There are eight parameters in the dimensionless parameters mentioned in formula (12), such as $D, L, ρ, c_{p}, k, μ, U_{m}, and Δ T$ . It is generally accepted that the above parameters affect the viscous dissipation in the microchannel. Among them, ρ is the fluid density. c_p is the specific heat capacity of the fluid. k is the thermal conductivity of fluid. μ is the fluid viscosity. Um is the inlet velocity of fluid.

Basic equations of convectional heat transfer

Convectional heat transfer involves the movement of the fluid, and the heat conduction and heat convection exist simultaneously. The convectional heat transfer equations include not only the energy conservation equation related to heat transfer, namely the differential equation of convectional heat transfer energy but also the mass conservation equation and momentum conservation equation, which related to momentum transport, namely continuity equation and N-S equation.¹⁹ There are six related physical quantities in the convectional heat transfer, including three-dimensional (3D) velocity (u, v, w), pressure p, temperature T, and convectional heat transfer coefficient $α$ . Therefore, the convectional heat transfer equation has a supplementary equation, namely the convectional heat transfer differential equation.

In the process of convectional heat transfer, the heat transfer near the wall is shown in Figure 3. The conduction heat flux of the fluid at the wall is equal to that of the convectional heat flux.

Figure 3.

Heat transfer near the wall in the process of convectional heat transfer.

According to Fourier law and Newtonian cooling formula, the local heat flux at the wall can be represented as

q_{x} = q_{cond} = - {λ \frac{\partial T}{\partial y} |}_{w} = q_{conv} = α_{x} Δ T

(13)

In the formula, $q_{cond}$ is the conduction heat flux, $q_{conv}$ is the convectional heat flux, and $λ$ is the thermal conductivity. $α_{x}$ is the local convectional heat transfer coefficient and can be represented as

α_{x} = - {\frac{λ}{Δ T} \frac{\partial T}{\partial y} |}_{w}

(14)

- _Instruction 1_: Copy the heat transfer passage from "In the process of convectional heat transfer, the" up to and including "convectional heat transfer.", renaming "wall" to "surface" everywhere it appears.
The entries bear no relation to the heat transfer passage.

[Records of where elements appear]

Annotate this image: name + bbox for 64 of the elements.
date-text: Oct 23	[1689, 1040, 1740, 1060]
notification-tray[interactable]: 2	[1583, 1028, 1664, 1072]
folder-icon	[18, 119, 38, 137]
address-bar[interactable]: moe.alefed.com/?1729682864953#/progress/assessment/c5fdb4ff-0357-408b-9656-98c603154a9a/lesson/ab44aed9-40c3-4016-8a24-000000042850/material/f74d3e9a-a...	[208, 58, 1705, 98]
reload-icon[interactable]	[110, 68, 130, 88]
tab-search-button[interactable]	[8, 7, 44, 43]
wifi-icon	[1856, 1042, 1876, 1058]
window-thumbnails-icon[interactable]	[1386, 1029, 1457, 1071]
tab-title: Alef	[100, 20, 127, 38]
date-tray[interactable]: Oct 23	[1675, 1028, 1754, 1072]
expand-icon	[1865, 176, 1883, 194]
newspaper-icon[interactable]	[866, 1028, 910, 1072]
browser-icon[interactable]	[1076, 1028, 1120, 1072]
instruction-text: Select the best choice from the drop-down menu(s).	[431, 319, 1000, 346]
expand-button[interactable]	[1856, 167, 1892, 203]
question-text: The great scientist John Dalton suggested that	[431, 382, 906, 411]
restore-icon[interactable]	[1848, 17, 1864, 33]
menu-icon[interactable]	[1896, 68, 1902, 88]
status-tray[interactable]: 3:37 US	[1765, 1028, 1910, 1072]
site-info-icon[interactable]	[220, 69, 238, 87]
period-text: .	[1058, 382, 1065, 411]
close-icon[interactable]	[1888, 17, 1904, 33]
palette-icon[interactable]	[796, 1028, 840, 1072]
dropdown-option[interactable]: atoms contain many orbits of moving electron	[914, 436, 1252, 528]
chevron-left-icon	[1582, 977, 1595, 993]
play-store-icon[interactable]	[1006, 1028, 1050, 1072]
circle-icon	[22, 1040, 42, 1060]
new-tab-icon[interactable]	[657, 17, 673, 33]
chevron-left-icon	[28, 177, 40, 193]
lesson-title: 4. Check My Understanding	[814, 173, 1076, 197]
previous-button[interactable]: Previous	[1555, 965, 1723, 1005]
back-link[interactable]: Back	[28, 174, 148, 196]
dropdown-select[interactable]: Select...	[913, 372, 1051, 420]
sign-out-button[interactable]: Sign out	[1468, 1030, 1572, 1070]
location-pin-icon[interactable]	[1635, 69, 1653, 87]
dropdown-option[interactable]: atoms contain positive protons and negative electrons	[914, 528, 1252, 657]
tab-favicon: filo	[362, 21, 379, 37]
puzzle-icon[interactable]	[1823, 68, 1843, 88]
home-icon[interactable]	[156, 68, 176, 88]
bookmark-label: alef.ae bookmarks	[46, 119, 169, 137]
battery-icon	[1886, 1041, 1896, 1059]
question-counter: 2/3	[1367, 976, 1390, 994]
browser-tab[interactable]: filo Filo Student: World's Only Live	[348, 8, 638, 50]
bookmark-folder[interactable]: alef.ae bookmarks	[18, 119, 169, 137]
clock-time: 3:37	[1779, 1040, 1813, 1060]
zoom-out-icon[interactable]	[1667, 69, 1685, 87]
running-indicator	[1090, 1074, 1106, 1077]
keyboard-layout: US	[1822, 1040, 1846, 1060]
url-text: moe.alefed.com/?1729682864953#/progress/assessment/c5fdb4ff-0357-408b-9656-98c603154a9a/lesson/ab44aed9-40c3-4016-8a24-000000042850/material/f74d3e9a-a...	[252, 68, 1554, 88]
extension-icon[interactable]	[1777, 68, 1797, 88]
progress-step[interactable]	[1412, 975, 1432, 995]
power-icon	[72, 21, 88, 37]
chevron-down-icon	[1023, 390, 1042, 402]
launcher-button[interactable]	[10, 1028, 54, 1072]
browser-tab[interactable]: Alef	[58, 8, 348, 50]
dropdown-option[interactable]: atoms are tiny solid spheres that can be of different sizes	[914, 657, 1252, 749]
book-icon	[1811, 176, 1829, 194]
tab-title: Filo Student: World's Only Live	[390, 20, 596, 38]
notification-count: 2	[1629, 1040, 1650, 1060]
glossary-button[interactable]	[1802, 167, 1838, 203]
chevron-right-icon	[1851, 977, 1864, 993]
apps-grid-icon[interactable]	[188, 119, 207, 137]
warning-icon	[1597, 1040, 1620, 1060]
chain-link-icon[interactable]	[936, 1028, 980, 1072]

- _Instruction 2_: Output the entries verbatim, from the start of the entries up to and including the line with "176, 1883, 194]".

- _Written response 1_:
In the process of convectional heat transfer, the heat transfer near the surface is shown in Figure 3. The conduction heat flux of the fluid at the surface is equal to that of the convectional heat flux.

Figure 3.

Heat transfer near the surface in the process of convectional heat transfer.

- _Written response 2_:
Annotate this image: name + bbox for 64 of the elements.
date-text: Oct 23	[1689, 1040, 1740, 1060]
notification-tray[interactable]: 2	[1583, 1028, 1664, 1072]
folder-icon	[18, 119, 38, 137]
address-bar[interactable]: moe.alefed.com/?1729682864953#/progress/assessment/c5fdb4ff-0357-408b-9656-98c603154a9a/lesson/ab44aed9-40c3-4016-8a24-000000042850/material/f74d3e9a-a...	[208, 58, 1705, 98]
reload-icon[interactable]	[110, 68, 130, 88]
tab-search-button[interactable]	[8, 7, 44, 43]
wifi-icon	[1856, 1042, 1876, 1058]
window-thumbnails-icon[interactable]	[1386, 1029, 1457, 1071]
tab-title: Alef	[100, 20, 127, 38]
date-tray[interactable]: Oct 23	[1675, 1028, 1754, 1072]
expand-icon	[1865, 176, 1883, 194]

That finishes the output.